Records from a collection of figures
········

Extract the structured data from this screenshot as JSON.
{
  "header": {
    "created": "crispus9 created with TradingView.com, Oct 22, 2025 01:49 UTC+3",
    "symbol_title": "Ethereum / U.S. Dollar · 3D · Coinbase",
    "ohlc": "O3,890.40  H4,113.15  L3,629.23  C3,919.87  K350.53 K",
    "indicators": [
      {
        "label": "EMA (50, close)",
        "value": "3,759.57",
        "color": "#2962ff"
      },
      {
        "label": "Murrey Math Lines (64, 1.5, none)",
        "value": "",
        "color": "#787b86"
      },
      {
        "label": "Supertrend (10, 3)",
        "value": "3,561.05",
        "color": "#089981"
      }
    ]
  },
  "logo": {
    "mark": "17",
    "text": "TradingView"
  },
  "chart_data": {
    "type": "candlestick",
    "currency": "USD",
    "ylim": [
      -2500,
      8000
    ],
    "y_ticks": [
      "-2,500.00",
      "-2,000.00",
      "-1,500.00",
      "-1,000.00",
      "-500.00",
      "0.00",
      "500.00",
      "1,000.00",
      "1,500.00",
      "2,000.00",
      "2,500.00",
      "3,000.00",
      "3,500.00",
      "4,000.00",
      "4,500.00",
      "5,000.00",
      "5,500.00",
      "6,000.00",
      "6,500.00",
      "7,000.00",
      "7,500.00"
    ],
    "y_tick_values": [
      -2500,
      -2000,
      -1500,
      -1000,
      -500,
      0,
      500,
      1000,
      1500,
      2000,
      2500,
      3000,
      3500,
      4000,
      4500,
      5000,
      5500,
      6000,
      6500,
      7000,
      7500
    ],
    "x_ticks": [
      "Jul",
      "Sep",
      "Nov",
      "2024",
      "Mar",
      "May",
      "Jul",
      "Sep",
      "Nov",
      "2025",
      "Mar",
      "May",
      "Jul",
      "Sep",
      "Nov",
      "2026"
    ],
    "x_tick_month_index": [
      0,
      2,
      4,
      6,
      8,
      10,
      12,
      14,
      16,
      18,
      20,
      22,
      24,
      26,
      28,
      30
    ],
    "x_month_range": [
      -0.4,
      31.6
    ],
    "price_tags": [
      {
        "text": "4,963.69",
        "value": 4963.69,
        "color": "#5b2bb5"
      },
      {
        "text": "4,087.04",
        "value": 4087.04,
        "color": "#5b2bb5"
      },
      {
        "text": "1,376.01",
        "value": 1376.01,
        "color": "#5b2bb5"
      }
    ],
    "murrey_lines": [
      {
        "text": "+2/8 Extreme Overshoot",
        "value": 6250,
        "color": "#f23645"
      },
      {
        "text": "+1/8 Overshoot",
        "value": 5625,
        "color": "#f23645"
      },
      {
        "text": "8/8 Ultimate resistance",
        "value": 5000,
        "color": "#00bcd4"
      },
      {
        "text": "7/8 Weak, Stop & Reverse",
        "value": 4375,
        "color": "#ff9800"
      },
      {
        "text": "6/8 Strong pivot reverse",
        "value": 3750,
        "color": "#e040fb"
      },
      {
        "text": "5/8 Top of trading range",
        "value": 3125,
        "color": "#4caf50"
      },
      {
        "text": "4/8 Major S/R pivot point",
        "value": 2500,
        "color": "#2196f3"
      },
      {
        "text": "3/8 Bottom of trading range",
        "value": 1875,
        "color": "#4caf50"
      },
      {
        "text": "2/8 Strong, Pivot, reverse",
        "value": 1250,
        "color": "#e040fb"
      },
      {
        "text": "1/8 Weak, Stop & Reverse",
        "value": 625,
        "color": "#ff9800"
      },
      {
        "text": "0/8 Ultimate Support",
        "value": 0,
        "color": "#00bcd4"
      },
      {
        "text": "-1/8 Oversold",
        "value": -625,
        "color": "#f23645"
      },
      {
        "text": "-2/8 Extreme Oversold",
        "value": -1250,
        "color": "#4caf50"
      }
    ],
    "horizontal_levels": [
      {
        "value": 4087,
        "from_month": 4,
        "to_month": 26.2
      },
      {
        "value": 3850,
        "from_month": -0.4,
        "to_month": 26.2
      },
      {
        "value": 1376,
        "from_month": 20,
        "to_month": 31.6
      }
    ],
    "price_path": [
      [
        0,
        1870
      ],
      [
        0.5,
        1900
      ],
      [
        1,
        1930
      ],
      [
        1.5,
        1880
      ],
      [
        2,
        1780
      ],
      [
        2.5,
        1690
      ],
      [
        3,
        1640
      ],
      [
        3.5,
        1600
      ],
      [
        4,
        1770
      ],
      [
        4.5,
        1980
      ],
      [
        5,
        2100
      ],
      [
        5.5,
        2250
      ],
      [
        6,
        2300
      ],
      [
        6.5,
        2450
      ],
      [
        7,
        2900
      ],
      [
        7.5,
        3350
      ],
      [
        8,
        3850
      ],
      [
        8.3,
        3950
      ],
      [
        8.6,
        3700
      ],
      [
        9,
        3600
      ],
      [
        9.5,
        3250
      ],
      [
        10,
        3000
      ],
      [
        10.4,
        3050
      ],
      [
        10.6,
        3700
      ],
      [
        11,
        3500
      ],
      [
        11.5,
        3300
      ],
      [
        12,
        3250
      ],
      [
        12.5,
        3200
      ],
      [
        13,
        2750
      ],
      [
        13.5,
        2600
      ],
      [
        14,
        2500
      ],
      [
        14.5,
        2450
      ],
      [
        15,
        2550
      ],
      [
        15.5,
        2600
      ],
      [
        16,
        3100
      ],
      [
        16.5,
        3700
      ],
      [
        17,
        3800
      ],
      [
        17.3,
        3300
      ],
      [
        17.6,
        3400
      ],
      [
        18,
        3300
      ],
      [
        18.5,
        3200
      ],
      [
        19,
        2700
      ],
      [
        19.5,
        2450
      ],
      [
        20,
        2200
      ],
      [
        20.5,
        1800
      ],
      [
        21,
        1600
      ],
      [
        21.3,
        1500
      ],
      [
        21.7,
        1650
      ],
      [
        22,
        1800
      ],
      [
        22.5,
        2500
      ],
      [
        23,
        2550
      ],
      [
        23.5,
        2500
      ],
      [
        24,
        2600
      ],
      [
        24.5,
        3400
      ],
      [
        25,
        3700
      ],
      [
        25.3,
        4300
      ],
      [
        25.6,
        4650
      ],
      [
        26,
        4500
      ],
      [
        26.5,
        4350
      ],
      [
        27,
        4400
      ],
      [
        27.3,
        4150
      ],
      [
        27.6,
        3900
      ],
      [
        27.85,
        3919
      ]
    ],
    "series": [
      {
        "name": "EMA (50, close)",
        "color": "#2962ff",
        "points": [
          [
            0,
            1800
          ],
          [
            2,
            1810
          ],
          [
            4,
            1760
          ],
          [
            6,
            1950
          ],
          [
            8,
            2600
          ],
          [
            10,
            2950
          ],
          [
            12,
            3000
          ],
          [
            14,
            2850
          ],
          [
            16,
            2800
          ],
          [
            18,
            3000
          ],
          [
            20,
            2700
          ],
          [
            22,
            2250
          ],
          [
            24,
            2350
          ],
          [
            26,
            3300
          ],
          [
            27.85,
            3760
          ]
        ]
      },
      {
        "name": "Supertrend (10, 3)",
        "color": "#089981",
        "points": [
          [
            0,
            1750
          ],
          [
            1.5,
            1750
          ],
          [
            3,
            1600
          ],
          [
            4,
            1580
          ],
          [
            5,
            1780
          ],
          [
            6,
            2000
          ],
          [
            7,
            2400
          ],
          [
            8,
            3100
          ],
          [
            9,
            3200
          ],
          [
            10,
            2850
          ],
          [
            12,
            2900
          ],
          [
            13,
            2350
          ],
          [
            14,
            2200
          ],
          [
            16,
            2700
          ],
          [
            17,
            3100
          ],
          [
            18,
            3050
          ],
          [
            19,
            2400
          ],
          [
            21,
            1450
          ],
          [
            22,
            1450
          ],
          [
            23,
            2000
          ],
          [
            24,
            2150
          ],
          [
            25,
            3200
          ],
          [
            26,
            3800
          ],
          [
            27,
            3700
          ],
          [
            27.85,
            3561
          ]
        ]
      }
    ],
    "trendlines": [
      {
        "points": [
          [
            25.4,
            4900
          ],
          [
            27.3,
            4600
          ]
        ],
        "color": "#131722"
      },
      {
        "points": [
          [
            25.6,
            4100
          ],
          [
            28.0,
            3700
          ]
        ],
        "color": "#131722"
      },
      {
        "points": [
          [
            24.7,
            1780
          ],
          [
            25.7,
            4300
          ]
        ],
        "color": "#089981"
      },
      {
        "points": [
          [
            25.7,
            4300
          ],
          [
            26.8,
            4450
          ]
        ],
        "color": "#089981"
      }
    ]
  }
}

········

WRITTEN EXERCISE => Identify every line above that includes the word "Ultimate", and show those lines.

RESPONSE =>
        "text": "8/8 Ultimate resistance",
        "text": "0/8 Ultimate Support",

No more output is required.